Do this: Can you find the lines of the listing that include "时间去哪儿了" and copy every one?

The data:
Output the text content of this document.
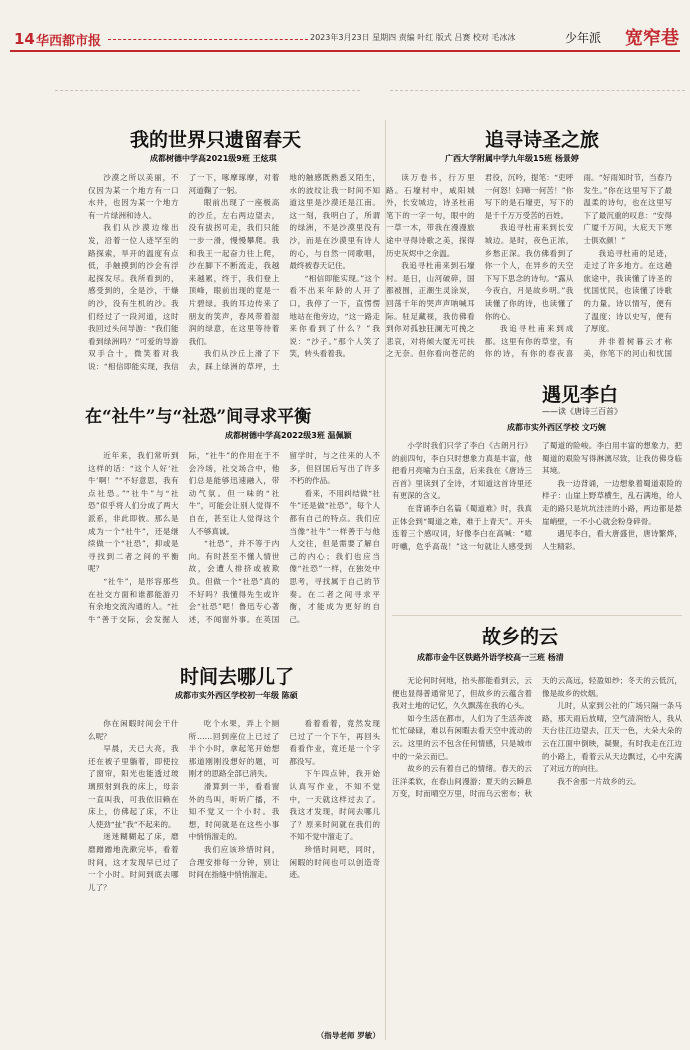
14 华西都市报	2023年3月23日 星期四 责编 叶红 版式 吕赛 校对 毛冰冰	少年派 宽窄巷
我的世界只遗留春天
成都树德中学高2021级9班 王炫琪

沙漠之所以美丽，不仅因为某一个地方有一口水井，也因为某一个地方有一片绿洲和诗人。

我们从沙漠边缘出发，沿着一位人迹罕至的路探索，旱开的温度有点低，手触摸到的沙会有浮起探发尽。我所看到的，感受到的，全是沙，干燥的沙，没有生机的沙。我们经过了一段河道，这时我回过头问导游：“我们能看到绿洲吗？”可爱的导游双手合十，微笑着对我说：“相信即能实现，我信了一下，啄摩琢摩，对着河道鞠了一躬。

眼前出现了一座极高的沙丘，左右两边望去，没有拔拐可走，我们只能一步一滑，慢慢攀爬。我和我王一起奋力往上爬，沙在脚下不断流走，我越来越累，终于，我们登上顶峰，眼前出现的竟是一片碧绿。我的耳边传来了朋友的笑声，春风带着湿润的绿意，在这里等待着我们。

我们从沙丘上滑了下去，踩上绿洲的草坪，土地的触感既熟悉又陌生，水的波纹让我一时间不知道这里是沙漠还是江南。这一刻，我明白了，所谓的绿洲，不是沙漠里没有沙，而是在沙漠里有诗人的心，与自然一同歌唱，最终被春天记住。

“相信即能实现。”这个看不出来年龄的人开了口，我停了一下，直愣愣地站在他旁边，“这一路走来你看到了什么？”我说：“沙子。”那个人笑了笑，转头看着我。

追寻诗圣之旅
广西大学附属中学九年级15班 杨景婷

读万卷书，行万里路。石壕村中，咸阳城外，长安城边，诗圣杜甫笔下的一字一句，眼中的一草一木，带我在漫漫旅途中寻得诗歌之美，探得历史灰烬中之余温。

我追寻杜甫来到石壕村。是日，山河破碎，国都被围，正潮生灵涂炭，回荡千年的哭声声呐喊耳际。驻足藏视，我仿佛看到你对孤独狂澜无可挽之悲哀，对将倾大厦无可扶之无奈。但你看向苍茫的君役，沉吟，提笔：“吏呼一何怒！妇啼一何苦！”你写下的是石壕吏，写下的是千千万万受苦的百姓。

我追寻杜甫来到长安城边。是时，夜色正浓，乡愁正深。我仿佛看到了你一个人，在异乡的天空下写下思念的诗句。“露从今夜白，月是故乡明。”我读懂了你的诗，也读懂了你的心。

我追寻杜甫来到成都。这里有你的草堂，有你的诗，有你的春夜喜雨。“好雨知时节，当春乃发生。”你在这里写下了最温柔的诗句，也在这里写下了最沉重的叹息：“安得广厦千万间，大庇天下寒士俱欢颜！”

我追寻杜甫的足迹，走过了许多地方。在这趟旅途中，我读懂了诗圣的忧国忧民，也读懂了诗歌的力量。诗以情写，便有了温度；诗以史写，便有了厚度。

并非着树暮云才称美，你笔下的河山和忧国

遇见李白
——读《唐诗三百首》
成都市实外西区学校 文巧婉

小学时我们只学了李白《古朗月行》的前四句，李白只时想象力真是丰富，他把看月亮喻为白玉盘，后来我在《唐诗三百首》里读到了全诗，才知道这首诗里还有更深的含义。

在背诵李白名篇《蜀道难》时，我真正体会到“蜀道之难，难于上青天”。开头连着三个感叹词，好像李白在高喊：“噫吁嚱，危乎高哉！”这一句就让人感受到了蜀道的险峻。李白用丰富的想象力，把蜀道的艰险写得淋漓尽致，让我仿佛身临其境。

我一边背诵，一边想象着蜀道艰险的样子：山崖上野草横生，乱石满地，给人走的路只是坑坑洼洼的小路，两边都是悬崖峭壁，一不小心就会粉身碎骨。

遇见李白，看大唐盛世，唐诗繁烨，人生精彩。

在“社牛”与“社恐”间寻求平衡
成都树德中学高2022级3班 温佩颖

近年来，我们常听到这样的话：“这个人好‘社牛’啊！”“不好意思，我有点社恐。”“社牛”与“社恐”似乎将人们分成了两大派系，非此即彼。那么是成为一个“社牛”，还是继续做一个“社恐”，抑或是寻找到二者之间的平衡呢？

“社牛”，是形容那些在社交方面和谁都能游刃有余地交流沟通的人。“社牛”善于交际，会发掘人际，“社牛”的作用在于不会冷场，社交场合中，他们总是能够迅速融入，带动气氛。但一味的“社牛”，可能会让别人觉得不自在，甚至让人觉得这个人不够真诚。

“社恐”，并不等于内向。有时甚至不懂人情世故，会遭人排挤或被欺负。但做一个“社恐”真的不好吗？我懂得先生或许会“社恐”吧！鲁迅专心著述，不闻窗外事。在英国留学时，与之往来的人不多，但回国后写出了许多不朽的作品。

看来，不用纠结做“社牛”还是做“社恐”，每个人都有自己的特点。我们应当像“社牛”一样善于与他人交往，但是需要了解自己的内心；我们也应当像“社恐”一样，在独处中思考，寻找属于自己的节奏。在二者之间寻求平衡，才能成为更好的自己。

时间去哪儿了
成都市实外西区学校初一年级 陈硕

你在闲暇时间会干什么呢？

早晨，天已大亮，我还在被子里躺着，即使拉了窗帘，阳光也能透过玻璃照射到我的床上，母亲一直叫我，可我依旧赖在床上，仿佛起了床，不让人使劲“扯”我“不起来的。

迷迷糊糊起了床，磨磨蹭蹭地洗漱完毕，看着时间，这才发现早已过了一个小时。时间到底去哪儿了？

吃个水果，弄上个厕所……回到座位上已过了半个小时，拿起笔开始想那道刚刚没想好的题，可刚才的思路全部已消失。

滑算到一半，看看窗外的鸟叫，听听广播，不知不觉又一个小时。我想，时间就是在这些小事中悄悄溜走的。

我们应该珍惜时间，合理安排每一分钟，别让时间在指缝中悄悄溜走。

看着看着，竟然发现已过了一个下午，再回头看看作业，竟还是一个字都没写。

下午四点钟，我开始认真写作业，不知不觉中，一天就这样过去了。我这才发现，时间去哪儿了？原来时间就在我们的不知不觉中溜走了。

珍惜时间吧，同时，闲暇的时间也可以创造奇迹。

（指导老师 罗敏）
故乡的云
成都市金牛区铁路外语学校高一三班 杨清

无论何时何地，抬头都能看到云，云便也显得普通常见了，但故乡的云蕴含着我对土地的记忆，久久飘荡在我的心头。

如今生活在都市，人们为了生活奔波忙忙碌碌，难以有闲暇去看天空中流动的云。这里的云不包含任何情感，只是城市中的一朵云而已。

故乡的云有着自己的情绪。春天的云汪洋柔软，在春山间漫游；夏天的云瞬息万变，时而晴空万里，时而乌云密布；秋天的云高远，轻盈如纱；冬天的云低沉，像是故乡的炊烟。

儿时，从家到公社的广场只隔一条马路，那天雨后放晴，空气清润怡人，我从天台往江边望去，江天一色，大朵大朵的云在江面中倒映，凝聚，有时我走在江边的小路上，看着云从天边飘过，心中充满了对远方的向往。

我不舍那一片故乡的云。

Response to this task:
时间去哪儿了
下午四点钟，我开始认真写作业，不知不觉中，一天就这样过去了。我这才发现，时间去哪儿了？原来时间就在我们的不知不觉中溜走了。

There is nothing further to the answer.